─── Data for this exercise ───
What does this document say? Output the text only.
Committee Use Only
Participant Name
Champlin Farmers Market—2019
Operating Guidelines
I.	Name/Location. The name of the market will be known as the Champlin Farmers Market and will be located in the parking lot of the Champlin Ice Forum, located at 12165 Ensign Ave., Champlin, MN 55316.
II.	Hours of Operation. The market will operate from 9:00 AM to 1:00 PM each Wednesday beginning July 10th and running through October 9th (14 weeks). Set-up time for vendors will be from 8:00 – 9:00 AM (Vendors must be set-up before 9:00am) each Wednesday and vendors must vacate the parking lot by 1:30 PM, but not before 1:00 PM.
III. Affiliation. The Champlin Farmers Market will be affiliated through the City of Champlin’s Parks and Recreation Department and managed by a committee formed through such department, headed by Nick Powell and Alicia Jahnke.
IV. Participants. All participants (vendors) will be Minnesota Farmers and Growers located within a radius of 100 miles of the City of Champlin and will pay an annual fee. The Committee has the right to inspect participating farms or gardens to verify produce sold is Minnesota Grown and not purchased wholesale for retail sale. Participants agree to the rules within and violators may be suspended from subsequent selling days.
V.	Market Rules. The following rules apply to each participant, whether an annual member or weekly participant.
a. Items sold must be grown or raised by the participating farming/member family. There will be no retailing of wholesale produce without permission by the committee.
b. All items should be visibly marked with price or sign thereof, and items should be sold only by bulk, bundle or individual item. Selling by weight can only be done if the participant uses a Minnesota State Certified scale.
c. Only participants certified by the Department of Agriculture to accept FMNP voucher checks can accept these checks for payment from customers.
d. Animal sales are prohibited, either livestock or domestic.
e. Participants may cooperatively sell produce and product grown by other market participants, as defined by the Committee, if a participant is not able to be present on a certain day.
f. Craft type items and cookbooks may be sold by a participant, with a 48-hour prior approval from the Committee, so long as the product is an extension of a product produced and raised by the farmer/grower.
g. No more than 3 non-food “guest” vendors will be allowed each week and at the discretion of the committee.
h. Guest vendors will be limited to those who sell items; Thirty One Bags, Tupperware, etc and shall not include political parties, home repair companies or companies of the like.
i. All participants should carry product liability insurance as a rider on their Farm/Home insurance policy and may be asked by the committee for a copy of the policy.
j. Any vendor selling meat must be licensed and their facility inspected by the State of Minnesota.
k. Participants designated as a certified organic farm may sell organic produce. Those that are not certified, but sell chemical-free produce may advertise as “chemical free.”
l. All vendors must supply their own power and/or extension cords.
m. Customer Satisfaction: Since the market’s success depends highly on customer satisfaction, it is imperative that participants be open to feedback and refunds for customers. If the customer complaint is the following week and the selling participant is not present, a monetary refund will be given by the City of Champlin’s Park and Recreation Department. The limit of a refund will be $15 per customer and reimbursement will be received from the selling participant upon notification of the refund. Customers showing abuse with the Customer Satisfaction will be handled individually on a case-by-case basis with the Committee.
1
───
Required work: From the entries above, extract each line containing "customers".

Expected answer:
c. Only participants certified by the Department of Agriculture to accept FMNP voucher checks can accept these checks for payment from customers.
m. Customer Satisfaction: Since the market’s success depends highly on customer satisfaction, it is imperative that participants be open to feedback and refunds for customers. If the customer complaint is the following week and the selling participant is not present, a monetary refund will be given by the City of Champlin’s Park and Recreation Department. The limit of a refund will be $15 per customer and reimbursement will be received from the selling participant upon notification of the refund. Customers showing abuse with the Customer Satisfaction will be handled individually on a case-by-case basis with the Committee.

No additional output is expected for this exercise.